— START OF RECORDS PROVIDED —

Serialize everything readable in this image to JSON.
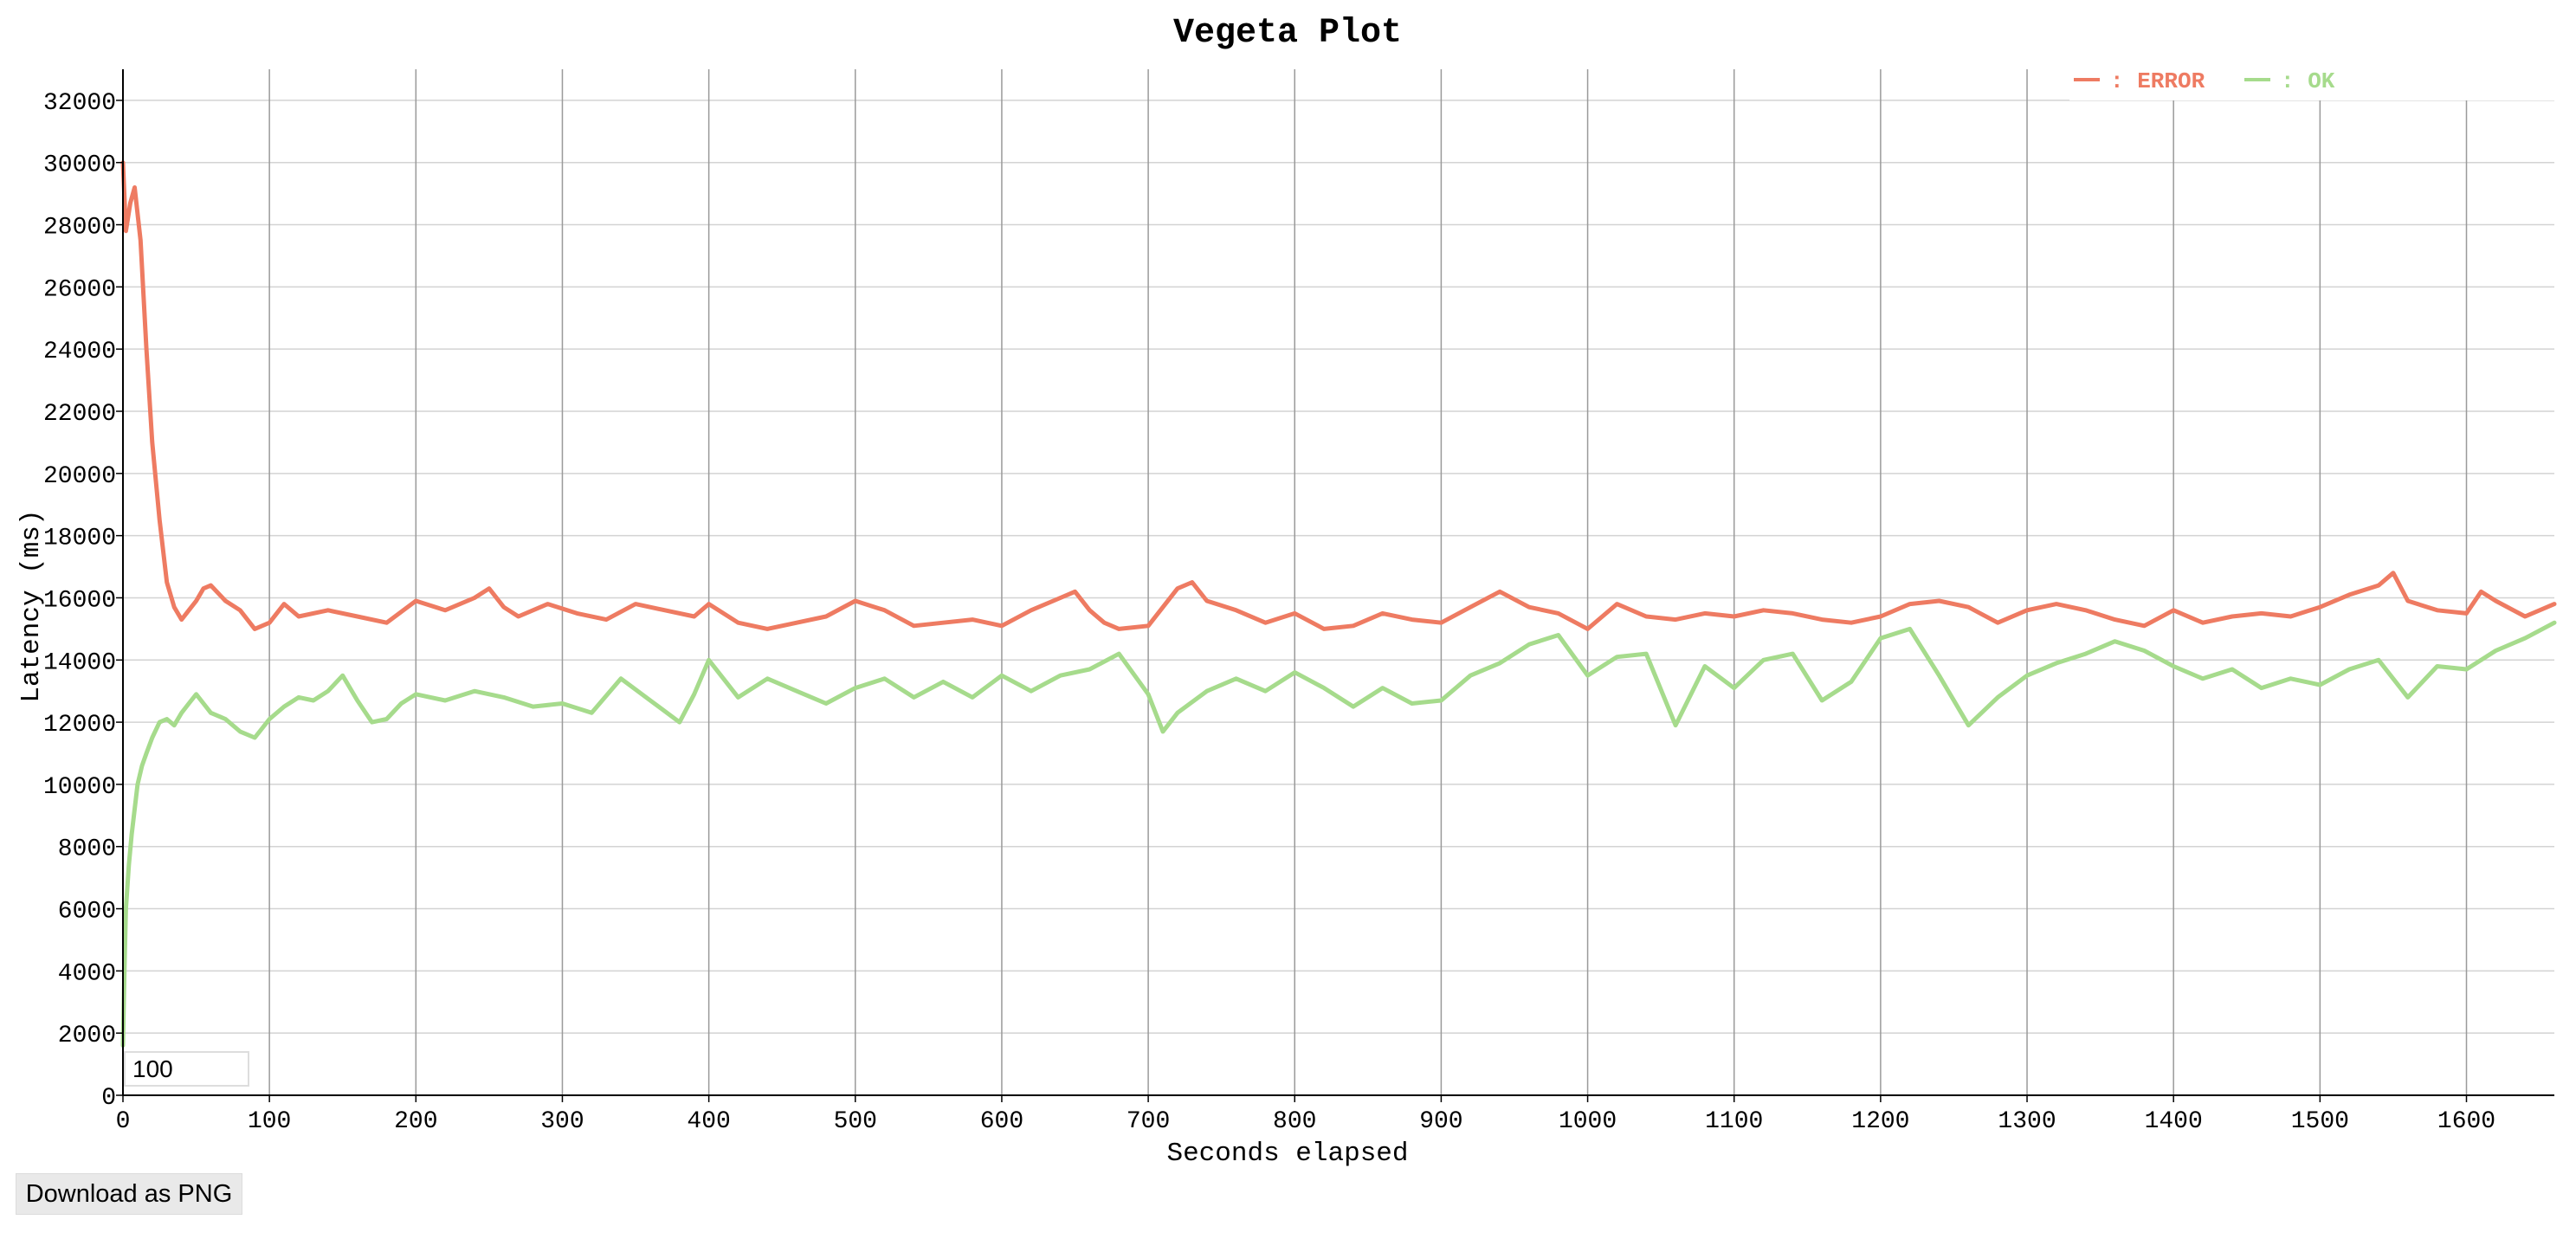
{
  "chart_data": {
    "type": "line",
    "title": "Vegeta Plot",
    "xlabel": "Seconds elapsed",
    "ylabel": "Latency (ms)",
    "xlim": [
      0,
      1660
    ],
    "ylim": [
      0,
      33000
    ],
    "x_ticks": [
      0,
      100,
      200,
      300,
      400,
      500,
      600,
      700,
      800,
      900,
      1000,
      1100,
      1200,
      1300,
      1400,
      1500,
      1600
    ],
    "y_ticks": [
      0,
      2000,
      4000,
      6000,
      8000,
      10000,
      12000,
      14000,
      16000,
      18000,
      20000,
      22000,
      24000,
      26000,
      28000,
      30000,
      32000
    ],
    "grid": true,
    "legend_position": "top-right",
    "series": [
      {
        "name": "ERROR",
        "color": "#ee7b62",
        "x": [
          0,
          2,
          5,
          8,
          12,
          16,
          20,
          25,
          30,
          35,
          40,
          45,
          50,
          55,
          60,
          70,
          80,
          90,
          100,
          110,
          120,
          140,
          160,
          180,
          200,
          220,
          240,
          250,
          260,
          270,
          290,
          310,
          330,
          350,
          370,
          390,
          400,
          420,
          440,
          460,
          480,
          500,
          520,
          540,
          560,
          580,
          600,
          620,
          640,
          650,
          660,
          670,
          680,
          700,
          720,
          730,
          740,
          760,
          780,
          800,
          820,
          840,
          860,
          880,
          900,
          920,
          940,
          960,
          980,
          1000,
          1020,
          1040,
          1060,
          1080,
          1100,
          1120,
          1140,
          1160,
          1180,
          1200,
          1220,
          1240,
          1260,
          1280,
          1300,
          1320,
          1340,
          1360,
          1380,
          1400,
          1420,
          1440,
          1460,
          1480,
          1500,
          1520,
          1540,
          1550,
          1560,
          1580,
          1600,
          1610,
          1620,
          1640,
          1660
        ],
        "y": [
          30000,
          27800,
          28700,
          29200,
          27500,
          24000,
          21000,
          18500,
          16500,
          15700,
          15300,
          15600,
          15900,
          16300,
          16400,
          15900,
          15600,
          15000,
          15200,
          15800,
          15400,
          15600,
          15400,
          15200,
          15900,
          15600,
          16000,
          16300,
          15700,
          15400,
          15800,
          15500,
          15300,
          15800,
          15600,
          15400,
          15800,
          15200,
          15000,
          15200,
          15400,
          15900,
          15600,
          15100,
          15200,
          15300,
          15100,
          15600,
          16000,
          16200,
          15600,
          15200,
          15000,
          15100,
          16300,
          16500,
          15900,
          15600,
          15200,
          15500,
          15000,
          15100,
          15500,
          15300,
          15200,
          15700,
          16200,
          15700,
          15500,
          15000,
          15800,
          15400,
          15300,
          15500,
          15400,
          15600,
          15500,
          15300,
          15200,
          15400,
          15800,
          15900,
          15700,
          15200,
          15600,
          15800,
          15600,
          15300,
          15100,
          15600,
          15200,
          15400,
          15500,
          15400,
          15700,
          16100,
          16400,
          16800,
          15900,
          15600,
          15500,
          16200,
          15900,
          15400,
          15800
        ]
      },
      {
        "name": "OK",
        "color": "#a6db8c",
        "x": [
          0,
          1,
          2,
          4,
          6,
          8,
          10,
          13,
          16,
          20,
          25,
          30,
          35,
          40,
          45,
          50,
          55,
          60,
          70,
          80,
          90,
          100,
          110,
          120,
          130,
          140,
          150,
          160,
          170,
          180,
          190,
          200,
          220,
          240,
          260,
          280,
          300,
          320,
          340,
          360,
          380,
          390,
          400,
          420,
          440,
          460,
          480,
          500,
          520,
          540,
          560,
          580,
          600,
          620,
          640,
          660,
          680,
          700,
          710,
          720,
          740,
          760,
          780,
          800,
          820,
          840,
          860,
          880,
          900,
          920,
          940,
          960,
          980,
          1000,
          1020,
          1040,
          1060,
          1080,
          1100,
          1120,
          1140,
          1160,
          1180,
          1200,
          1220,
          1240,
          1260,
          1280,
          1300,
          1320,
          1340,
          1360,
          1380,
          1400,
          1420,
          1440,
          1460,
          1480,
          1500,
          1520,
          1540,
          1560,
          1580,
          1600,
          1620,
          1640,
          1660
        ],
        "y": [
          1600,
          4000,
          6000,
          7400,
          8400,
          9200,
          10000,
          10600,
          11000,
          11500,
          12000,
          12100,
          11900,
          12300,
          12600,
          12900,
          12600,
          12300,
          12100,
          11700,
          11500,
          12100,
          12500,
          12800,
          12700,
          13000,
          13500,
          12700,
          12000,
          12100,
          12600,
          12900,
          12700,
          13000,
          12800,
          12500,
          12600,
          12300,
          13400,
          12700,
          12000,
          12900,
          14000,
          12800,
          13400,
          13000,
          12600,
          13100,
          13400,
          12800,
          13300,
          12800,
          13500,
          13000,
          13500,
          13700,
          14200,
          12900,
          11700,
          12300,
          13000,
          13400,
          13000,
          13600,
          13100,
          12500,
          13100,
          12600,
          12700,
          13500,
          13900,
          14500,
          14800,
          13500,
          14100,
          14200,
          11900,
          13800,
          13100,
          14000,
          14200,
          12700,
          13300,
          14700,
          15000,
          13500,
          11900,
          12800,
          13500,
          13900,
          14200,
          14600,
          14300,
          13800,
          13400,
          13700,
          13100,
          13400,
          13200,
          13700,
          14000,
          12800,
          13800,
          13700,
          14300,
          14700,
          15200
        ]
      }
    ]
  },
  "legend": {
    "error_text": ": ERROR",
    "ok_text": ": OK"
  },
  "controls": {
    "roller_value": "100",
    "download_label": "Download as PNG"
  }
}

— END OF RECORDS PROVIDED —

**EXERCISE DETAILS**
Copy the material above exactly and drop the pictures.

**TASK RESPONSE**
Serialize everything readable in this image to JSON.
{
  "chart_data": {
    "type": "line",
    "title": "Vegeta Plot",
    "xlabel": "Seconds elapsed",
    "ylabel": "Latency (ms)",
    "xlim": [
      0,
      1660
    ],
    "ylim": [
      0,
      33000
    ],
    "x_ticks": [
      0,
      100,
      200,
      300,
      400,
      500,
      600,
      700,
      800,
      900,
      1000,
      1100,
      1200,
      1300,
      1400,
      1500,
      1600
    ],
    "y_ticks": [
      0,
      2000,
      4000,
      6000,
      8000,
      10000,
      12000,
      14000,
      16000,
      18000,
      20000,
      22000,
      24000,
      26000,
      28000,
      30000,
      32000
    ],
    "grid": true,
    "legend_position": "top-right",
    "series": [
      {
        "name": "ERROR",
        "color": "#ee7b62",
        "x": [
          0,
          2,
          5,
          8,
          12,
          16,
          20,
          25,
          30,
          35,
          40,
          45,
          50,
          55,
          60,
          70,
          80,
          90,
          100,
          110,
          120,
          140,
          160,
          180,
          200,
          220,
          240,
          250,
          260,
          270,
          290,
          310,
          330,
          350,
          370,
          390,
          400,
          420,
          440,
          460,
          480,
          500,
          520,
          540,
          560,
          580,
          600,
          620,
          640,
          650,
          660,
          670,
          680,
          700,
          720,
          730,
          740,
          760,
          780,
          800,
          820,
          840,
          860,
          880,
          900,
          920,
          940,
          960,
          980,
          1000,
          1020,
          1040,
          1060,
          1080,
          1100,
          1120,
          1140,
          1160,
          1180,
          1200,
          1220,
          1240,
          1260,
          1280,
          1300,
          1320,
          1340,
          1360,
          1380,
          1400,
          1420,
          1440,
          1460,
          1480,
          1500,
          1520,
          1540,
          1550,
          1560,
          1580,
          1600,
          1610,
          1620,
          1640,
          1660
        ],
        "y": [
          30000,
          27800,
          28700,
          29200,
          27500,
          24000,
          21000,
          18500,
          16500,
          15700,
          15300,
          15600,
          15900,
          16300,
          16400,
          15900,
          15600,
          15000,
          15200,
          15800,
          15400,
          15600,
          15400,
          15200,
          15900,
          15600,
          16000,
          16300,
          15700,
          15400,
          15800,
          15500,
          15300,
          15800,
          15600,
          15400,
          15800,
          15200,
          15000,
          15200,
          15400,
          15900,
          15600,
          15100,
          15200,
          15300,
          15100,
          15600,
          16000,
          16200,
          15600,
          15200,
          15000,
          15100,
          16300,
          16500,
          15900,
          15600,
          15200,
          15500,
          15000,
          15100,
          15500,
          15300,
          15200,
          15700,
          16200,
          15700,
          15500,
          15000,
          15800,
          15400,
          15300,
          15500,
          15400,
          15600,
          15500,
          15300,
          15200,
          15400,
          15800,
          15900,
          15700,
          15200,
          15600,
          15800,
          15600,
          15300,
          15100,
          15600,
          15200,
          15400,
          15500,
          15400,
          15700,
          16100,
          16400,
          16800,
          15900,
          15600,
          15500,
          16200,
          15900,
          15400,
          15800
        ]
      },
      {
        "name": "OK",
        "color": "#a6db8c",
        "x": [
          0,
          1,
          2,
          4,
          6,
          8,
          10,
          13,
          16,
          20,
          25,
          30,
          35,
          40,
          45,
          50,
          55,
          60,
          70,
          80,
          90,
          100,
          110,
          120,
          130,
          140,
          150,
          160,
          170,
          180,
          190,
          200,
          220,
          240,
          260,
          280,
          300,
          320,
          340,
          360,
          380,
          390,
          400,
          420,
          440,
          460,
          480,
          500,
          520,
          540,
          560,
          580,
          600,
          620,
          640,
          660,
          680,
          700,
          710,
          720,
          740,
          760,
          780,
          800,
          820,
          840,
          860,
          880,
          900,
          920,
          940,
          960,
          980,
          1000,
          1020,
          1040,
          1060,
          1080,
          1100,
          1120,
          1140,
          1160,
          1180,
          1200,
          1220,
          1240,
          1260,
          1280,
          1300,
          1320,
          1340,
          1360,
          1380,
          1400,
          1420,
          1440,
          1460,
          1480,
          1500,
          1520,
          1540,
          1560,
          1580,
          1600,
          1620,
          1640,
          1660
        ],
        "y": [
          1600,
          4000,
          6000,
          7400,
          8400,
          9200,
          10000,
          10600,
          11000,
          11500,
          12000,
          12100,
          11900,
          12300,
          12600,
          12900,
          12600,
          12300,
          12100,
          11700,
          11500,
          12100,
          12500,
          12800,
          12700,
          13000,
          13500,
          12700,
          12000,
          12100,
          12600,
          12900,
          12700,
          13000,
          12800,
          12500,
          12600,
          12300,
          13400,
          12700,
          12000,
          12900,
          14000,
          12800,
          13400,
          13000,
          12600,
          13100,
          13400,
          12800,
          13300,
          12800,
          13500,
          13000,
          13500,
          13700,
          14200,
          12900,
          11700,
          12300,
          13000,
          13400,
          13000,
          13600,
          13100,
          12500,
          13100,
          12600,
          12700,
          13500,
          13900,
          14500,
          14800,
          13500,
          14100,
          14200,
          11900,
          13800,
          13100,
          14000,
          14200,
          12700,
          13300,
          14700,
          15000,
          13500,
          11900,
          12800,
          13500,
          13900,
          14200,
          14600,
          14300,
          13800,
          13400,
          13700,
          13100,
          13400,
          13200,
          13700,
          14000,
          12800,
          13800,
          13700,
          14300,
          14700,
          15200
        ]
      }
    ]
  },
  "legend": {
    "error_text": ": ERROR",
    "ok_text": ": OK"
  },
  "controls": {
    "roller_value": "100",
    "download_label": "Download as PNG"
  }
}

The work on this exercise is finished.